**Entries supplied**
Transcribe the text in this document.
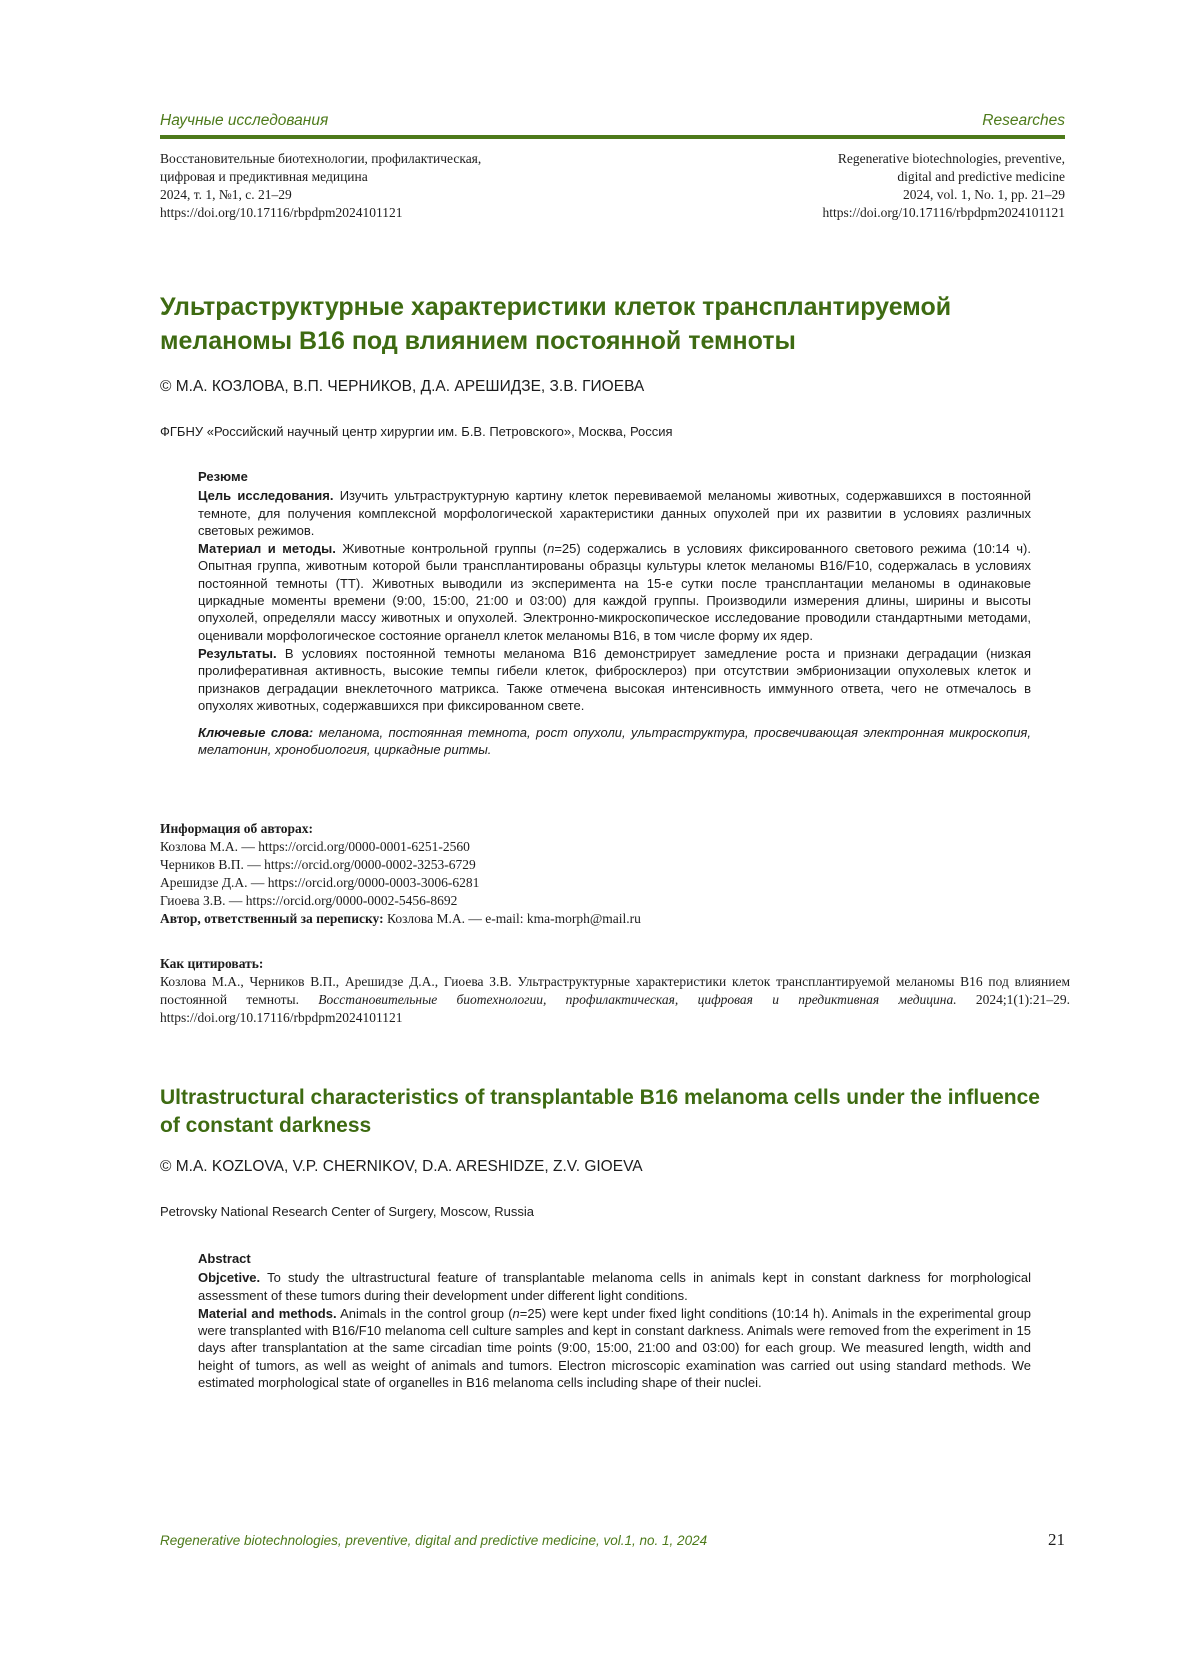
Научные исследования	Researches
Восстановительные биотехнологии, профилактическая,
цифровая и предиктивная медицина
2024, т. 1, №1, с. 21–29
https://doi.org/10.17116/rbpdpm2024101121
Regenerative biotechnologies, preventive,
digital and predictive medicine
2024, vol. 1, No. 1, pp. 21–29
https://doi.org/10.17116/rbpdpm2024101121
Ультраструктурные характеристики клеток трансплантируемой
меланомы B16 под влиянием постоянной темноты
© М.А. КОЗЛОВА, В.П. ЧЕРНИКОВ, Д.А. АРЕШИДЗЕ, З.В. ГИОЕВА
ФГБНУ «Российский научный центр хирургии им. Б.В. Петровского», Москва, Россия
Резюме

Цель исследования. Изучить ультраструктурную картину клеток перевиваемой меланомы животных, содержавшихся в постоянной темноте, для получения комплексной морфологической характеристики данных опухолей при их развитии в условиях различных световых режимов.

Материал и методы. Животные контрольной группы (n=25) содержались в условиях фиксированного светового режима (10:14 ч). Опытная группа, животным которой были трансплантированы образцы культуры клеток меланомы B16/F10, содержалась в условиях постоянной темноты (ТТ). Животных выводили из эксперимента на 15-е сутки после трансплантации меланомы в одинаковые циркадные моменты времени (9:00, 15:00, 21:00 и 03:00) для каждой группы. Производили измерения длины, ширины и высоты опухолей, определяли массу животных и опухолей. Электронно-микроскопическое исследование проводили стандартными методами, оценивали морфологическое состояние органелл клеток меланомы B16, в том числе форму их ядер.

Результаты. В условиях постоянной темноты меланома B16 демонстрирует замедление роста и признаки деградации (низкая пролиферативная активность, высокие темпы гибели клеток, фибросклероз) при отсутствии эмбрионизации опухолевых клеток и признаков деградации внеклеточного матрикса. Также отмечена высокая интенсивность иммунного ответа, чего не отмечалось в опухолях животных, содержавшихся при фиксированном свете.

Ключевые слова: меланома, постоянная темнота, рост опухоли, ультраструктура, просвечивающая электронная микроскопия, мелатонин, хронобиология, циркадные ритмы.

Информация об авторах:
Козлова М.А. — https://orcid.org/0000-0001-6251-2560
Черников В.П. — https://orcid.org/0000-0002-3253-6729
Арешидзе Д.А. — https://orcid.org/0000-0003-3006-6281
Гиоева З.В. — https://orcid.org/0000-0002-5456-8692
Автор, ответственный за переписку: Козлова М.А. — e-mail: kma-morph@mail.ru
Как цитировать:
Козлова М.А., Черников В.П., Арешидзе Д.А., Гиоева З.В. Ультраструктурные характеристики клеток трансплантируемой меланомы B16 под влиянием постоянной темноты. Восстановительные биотехнологии, профилактическая, цифровая и предиктивная медицина. 2024;1(1):21–29. https://doi.org/10.17116/rbpdpm2024101121
Ultrastructural characteristics of transplantable B16 melanoma cells under the influence
of constant darkness
© M.A. KOZLOVA, V.P. CHERNIKOV, D.A. ARESHIDZE, Z.V. GIOEVA
Petrovsky National Research Center of Surgery, Moscow, Russia
Abstract

Objcetive. To study the ultrastructural feature of transplantable melanoma cells in animals kept in constant darkness for morphological assessment of these tumors during their development under different light conditions.

Material and methods. Animals in the control group (n=25) were kept under fixed light conditions (10:14 h). Animals in the experimental group were transplanted with B16/F10 melanoma cell culture samples and kept in constant darkness. Animals were removed from the experiment in 15 days after transplantation at the same circadian time points (9:00, 15:00, 21:00 and 03:00) for each group. We measured length, width and height of tumors, as well as weight of animals and tumors. Electron microscopic examination was carried out using standard methods. We estimated morphological state of organelles in B16 melanoma cells including shape of their nuclei.

Regenerative biotechnologies, preventive, digital and predictive medicine, vol.1, no. 1, 2024	21
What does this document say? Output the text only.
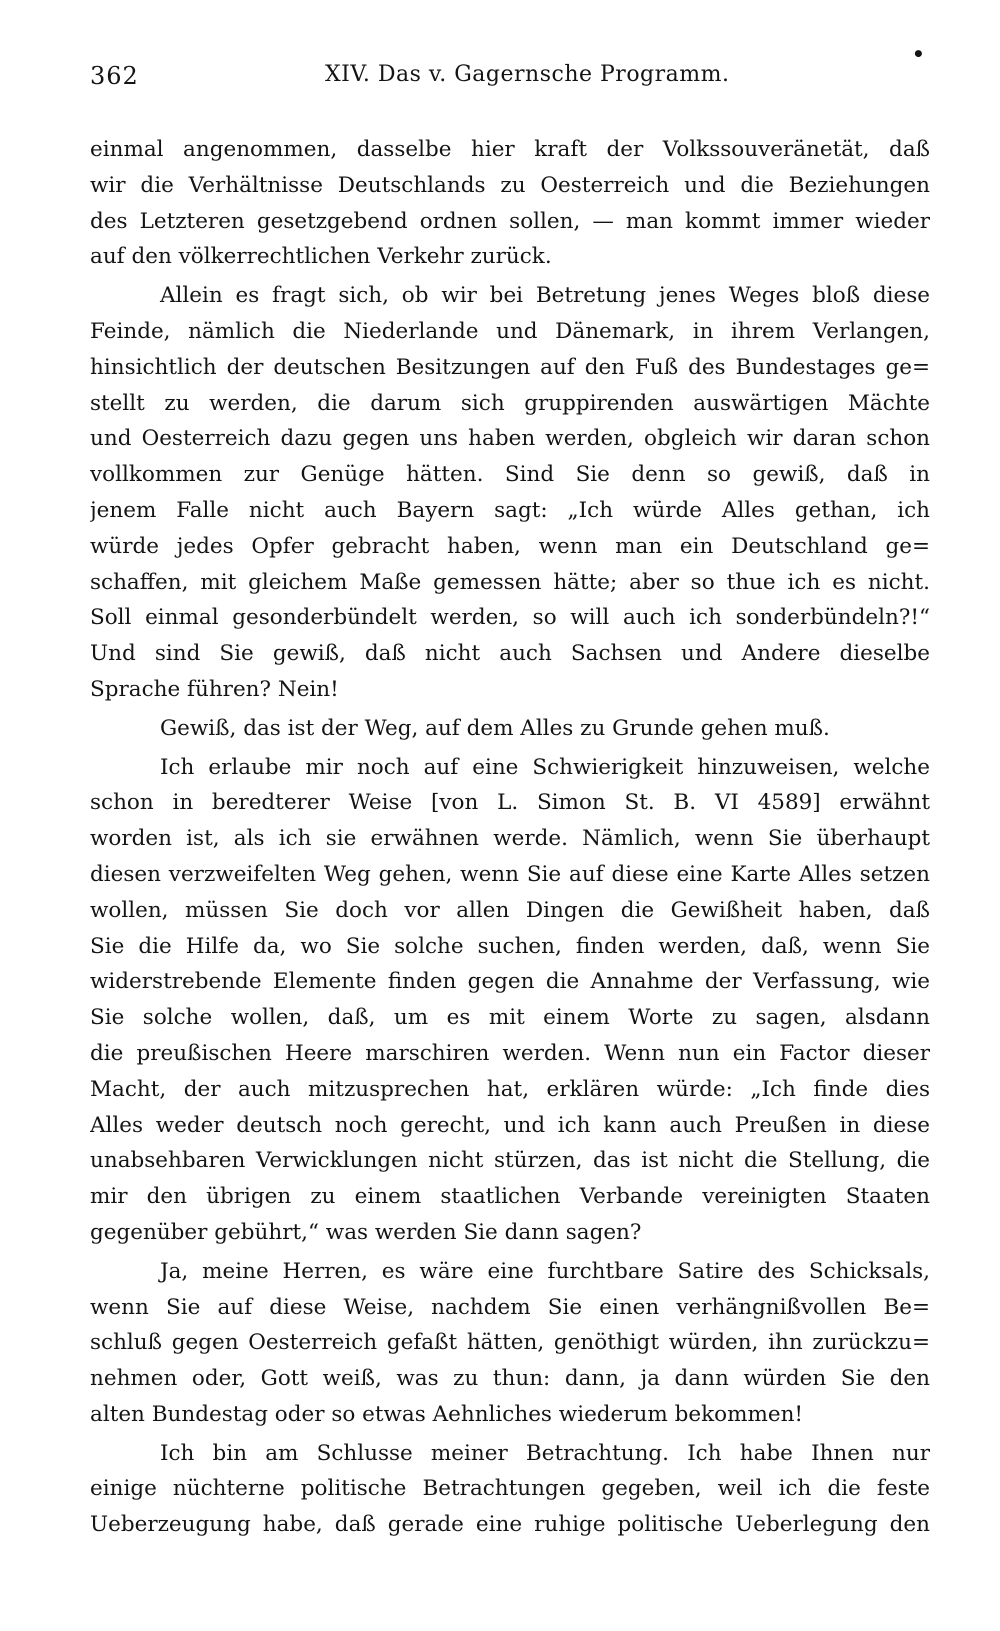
362	XIV. Das v. Gagernsche Programm.
•
einmal angenommen, dasselbe hier kraft der Volkssouveränetät, daß
wir die Verhältnisse Deutschlands zu Oesterreich und die Beziehungen
des Letzteren gesetzgebend ordnen sollen, — man kommt immer wieder
auf den völkerrechtlichen Verkehr zurück.
Allein es fragt sich, ob wir bei Betretung jenes Weges bloß diese
Feinde, nämlich die Niederlande und Dänemark, in ihrem Verlangen,
hinsichtlich der deutschen Besitzungen auf den Fuß des Bundestages ge=
stellt zu werden, die darum sich gruppirenden auswärtigen Mächte
und Oesterreich dazu gegen uns haben werden, obgleich wir daran schon
vollkommen zur Genüge hätten. Sind Sie denn so gewiß, daß in
jenem Falle nicht auch Bayern sagt: „Ich würde Alles gethan, ich
würde jedes Opfer gebracht haben, wenn man ein Deutschland ge=
schaffen, mit gleichem Maße gemessen hätte; aber so thue ich es nicht.
Soll einmal gesonderbündelt werden, so will auch ich sonderbündeln?!“
Und sind Sie gewiß, daß nicht auch Sachsen und Andere dieselbe
Sprache führen? Nein!
Gewiß, das ist der Weg, auf dem Alles zu Grunde gehen muß.
Ich erlaube mir noch auf eine Schwierigkeit hinzuweisen, welche
schon in beredterer Weise [von L. Simon St. B. VI 4589] erwähnt
worden ist, als ich sie erwähnen werde. Nämlich, wenn Sie überhaupt
diesen verzweifelten Weg gehen, wenn Sie auf diese eine Karte Alles setzen
wollen, müssen Sie doch vor allen Dingen die Gewißheit haben, daß
Sie die Hilfe da, wo Sie solche suchen, finden werden, daß, wenn Sie
widerstrebende Elemente finden gegen die Annahme der Verfassung, wie
Sie solche wollen, daß, um es mit einem Worte zu sagen, alsdann
die preußischen Heere marschiren werden. Wenn nun ein Factor dieser
Macht, der auch mitzusprechen hat, erklären würde: „Ich finde dies
Alles weder deutsch noch gerecht, und ich kann auch Preußen in diese
unabsehbaren Verwicklungen nicht stürzen, das ist nicht die Stellung, die
mir den übrigen zu einem staatlichen Verbande vereinigten Staaten
gegenüber gebührt,“ was werden Sie dann sagen?
Ja, meine Herren, es wäre eine furchtbare Satire des Schicksals,
wenn Sie auf diese Weise, nachdem Sie einen verhängnißvollen Be=
schluß gegen Oesterreich gefaßt hätten, genöthigt würden, ihn zurückzu=
nehmen oder, Gott weiß, was zu thun: dann, ja dann würden Sie den
alten Bundestag oder so etwas Aehnliches wiederum bekommen!
Ich bin am Schlusse meiner Betrachtung. Ich habe Ihnen nur
einige nüchterne politische Betrachtungen gegeben, weil ich die feste
Ueberzeugung habe, daß gerade eine ruhige politische Ueberlegung den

**Exercise aim**
Respond with only the number of lines in the data that include the string "sagen".

**Result for this task**
2